EXERCISE AIM
Write out the listing beneath this instruction in its entirety, exactly as it reads.

ITEMS
* * * * * * *

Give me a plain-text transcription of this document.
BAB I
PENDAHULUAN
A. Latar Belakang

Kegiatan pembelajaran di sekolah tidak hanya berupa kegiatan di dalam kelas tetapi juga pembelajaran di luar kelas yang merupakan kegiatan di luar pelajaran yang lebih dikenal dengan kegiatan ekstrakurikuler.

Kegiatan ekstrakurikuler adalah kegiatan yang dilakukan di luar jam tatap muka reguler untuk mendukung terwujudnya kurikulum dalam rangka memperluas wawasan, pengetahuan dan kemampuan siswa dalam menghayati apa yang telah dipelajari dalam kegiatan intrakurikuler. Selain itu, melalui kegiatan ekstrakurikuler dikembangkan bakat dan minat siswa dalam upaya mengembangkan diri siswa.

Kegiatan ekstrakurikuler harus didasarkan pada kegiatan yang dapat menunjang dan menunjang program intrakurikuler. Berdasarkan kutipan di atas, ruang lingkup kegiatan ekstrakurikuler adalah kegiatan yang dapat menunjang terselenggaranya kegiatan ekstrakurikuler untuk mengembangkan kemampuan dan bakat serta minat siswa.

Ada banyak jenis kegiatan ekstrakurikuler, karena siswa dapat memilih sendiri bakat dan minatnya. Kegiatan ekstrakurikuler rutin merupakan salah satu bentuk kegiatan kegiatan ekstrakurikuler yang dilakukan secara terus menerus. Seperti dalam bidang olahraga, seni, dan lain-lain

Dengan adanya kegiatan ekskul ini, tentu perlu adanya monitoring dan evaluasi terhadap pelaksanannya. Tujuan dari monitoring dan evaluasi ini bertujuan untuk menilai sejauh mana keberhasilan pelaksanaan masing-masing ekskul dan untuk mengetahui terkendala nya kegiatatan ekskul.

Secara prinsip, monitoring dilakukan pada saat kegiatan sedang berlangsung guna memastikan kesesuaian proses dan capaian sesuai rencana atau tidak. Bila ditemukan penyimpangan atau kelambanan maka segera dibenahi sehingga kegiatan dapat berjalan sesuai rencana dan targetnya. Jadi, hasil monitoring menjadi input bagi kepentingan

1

* * * * * * *

IN RESPONSE
Give me a plain-text transcription of this document.
BAB I
PENDAHULUAN
A. Latar Belakang

Kegiatan pembelajaran di sekolah tidak hanya berupa kegiatan di dalam kelas tetapi juga pembelajaran di luar kelas yang merupakan kegiatan di luar pelajaran yang lebih dikenal dengan kegiatan ekstrakurikuler.

Kegiatan ekstrakurikuler adalah kegiatan yang dilakukan di luar jam tatap muka reguler untuk mendukung terwujudnya kurikulum dalam rangka memperluas wawasan, pengetahuan dan kemampuan siswa dalam menghayati apa yang telah dipelajari dalam kegiatan intrakurikuler. Selain itu, melalui kegiatan ekstrakurikuler dikembangkan bakat dan minat siswa dalam upaya mengembangkan diri siswa.

Kegiatan ekstrakurikuler harus didasarkan pada kegiatan yang dapat menunjang dan menunjang program intrakurikuler. Berdasarkan kutipan di atas, ruang lingkup kegiatan ekstrakurikuler adalah kegiatan yang dapat menunjang terselenggaranya kegiatan ekstrakurikuler untuk mengembangkan kemampuan dan bakat serta minat siswa.

Ada banyak jenis kegiatan ekstrakurikuler, karena siswa dapat memilih sendiri bakat dan minatnya. Kegiatan ekstrakurikuler rutin merupakan salah satu bentuk kegiatan kegiatan ekstrakurikuler yang dilakukan secara terus menerus. Seperti dalam bidang olahraga, seni, dan lain-lain

Dengan adanya kegiatan ekskul ini, tentu perlu adanya monitoring dan evaluasi terhadap pelaksanannya. Tujuan dari monitoring dan evaluasi ini bertujuan untuk menilai sejauh mana keberhasilan pelaksanaan masing-masing ekskul dan untuk mengetahui terkendala nya kegiatatan ekskul.

Secara prinsip, monitoring dilakukan pada saat kegiatan sedang berlangsung guna memastikan kesesuaian proses dan capaian sesuai rencana atau tidak. Bila ditemukan penyimpangan atau kelambanan maka segera dibenahi sehingga kegiatan dapat berjalan sesuai rencana dan targetnya. Jadi, hasil monitoring menjadi input bagi kepentingan

1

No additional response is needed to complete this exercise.